◆ Required work ◆
Type out the data exactly as given. Skip any image.

* * * * *

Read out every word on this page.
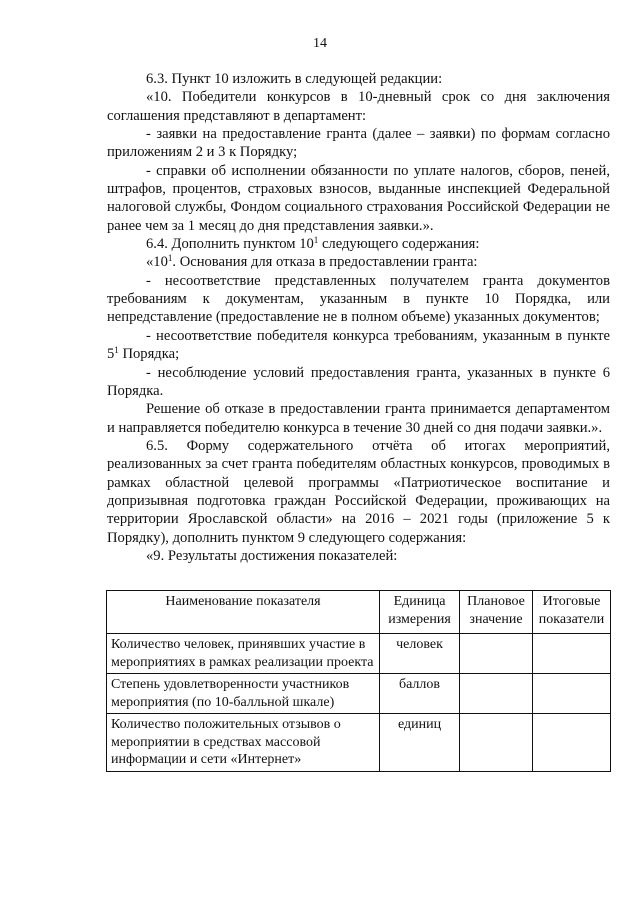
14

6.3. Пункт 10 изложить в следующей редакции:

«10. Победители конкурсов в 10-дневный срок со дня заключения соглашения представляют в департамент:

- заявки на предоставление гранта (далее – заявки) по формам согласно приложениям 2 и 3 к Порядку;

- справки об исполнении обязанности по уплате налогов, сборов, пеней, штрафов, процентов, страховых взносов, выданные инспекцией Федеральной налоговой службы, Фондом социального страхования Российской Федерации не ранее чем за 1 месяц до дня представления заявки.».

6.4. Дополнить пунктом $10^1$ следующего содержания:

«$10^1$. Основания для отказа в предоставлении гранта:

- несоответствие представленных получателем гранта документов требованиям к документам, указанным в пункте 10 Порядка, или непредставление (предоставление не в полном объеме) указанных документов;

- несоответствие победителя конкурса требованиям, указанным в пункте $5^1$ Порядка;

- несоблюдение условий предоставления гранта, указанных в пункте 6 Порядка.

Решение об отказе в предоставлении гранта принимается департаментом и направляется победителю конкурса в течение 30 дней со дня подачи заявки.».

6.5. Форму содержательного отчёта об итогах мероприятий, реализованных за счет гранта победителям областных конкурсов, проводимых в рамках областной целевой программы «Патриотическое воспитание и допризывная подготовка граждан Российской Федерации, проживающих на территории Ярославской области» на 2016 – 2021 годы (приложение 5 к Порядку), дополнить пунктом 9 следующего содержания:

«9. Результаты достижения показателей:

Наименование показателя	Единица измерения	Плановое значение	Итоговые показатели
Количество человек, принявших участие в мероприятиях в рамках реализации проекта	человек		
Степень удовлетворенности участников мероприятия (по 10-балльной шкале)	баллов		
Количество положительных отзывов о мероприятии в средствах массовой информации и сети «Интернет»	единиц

* * * * *

◆ Response ◆
Read out every word on this page.
14

6.3. Пункт 10 изложить в следующей редакции:

«10. Победители конкурсов в 10-дневный срок со дня заключения соглашения представляют в департамент:

- заявки на предоставление гранта (далее – заявки) по формам согласно приложениям 2 и 3 к Порядку;

- справки об исполнении обязанности по уплате налогов, сборов, пеней, штрафов, процентов, страховых взносов, выданные инспекцией Федеральной налоговой службы, Фондом социального страхования Российской Федерации не ранее чем за 1 месяц до дня представления заявки.».

6.4. Дополнить пунктом $10^1$ следующего содержания:

«$10^1$. Основания для отказа в предоставлении гранта:

- несоответствие представленных получателем гранта документов требованиям к документам, указанным в пункте 10 Порядка, или непредставление (предоставление не в полном объеме) указанных документов;

- несоответствие победителя конкурса требованиям, указанным в пункте $5^1$ Порядка;

- несоблюдение условий предоставления гранта, указанных в пункте 6 Порядка.

Решение об отказе в предоставлении гранта принимается департаментом и направляется победителю конкурса в течение 30 дней со дня подачи заявки.».

6.5. Форму содержательного отчёта об итогах мероприятий, реализованных за счет гранта победителям областных конкурсов, проводимых в рамках областной целевой программы «Патриотическое воспитание и допризывная подготовка граждан Российской Федерации, проживающих на территории Ярославской области» на 2016 – 2021 годы (приложение 5 к Порядку), дополнить пунктом 9 следующего содержания:

«9. Результаты достижения показателей:

Наименование показателя	Единица измерения	Плановое значение	Итоговые показатели
Количество человек, принявших участие в мероприятиях в рамках реализации проекта	человек		
Степень удовлетворенности участников мероприятия (по 10-балльной шкале)	баллов		
Количество положительных отзывов о мероприятии в средствах массовой информации и сети «Интернет»	единиц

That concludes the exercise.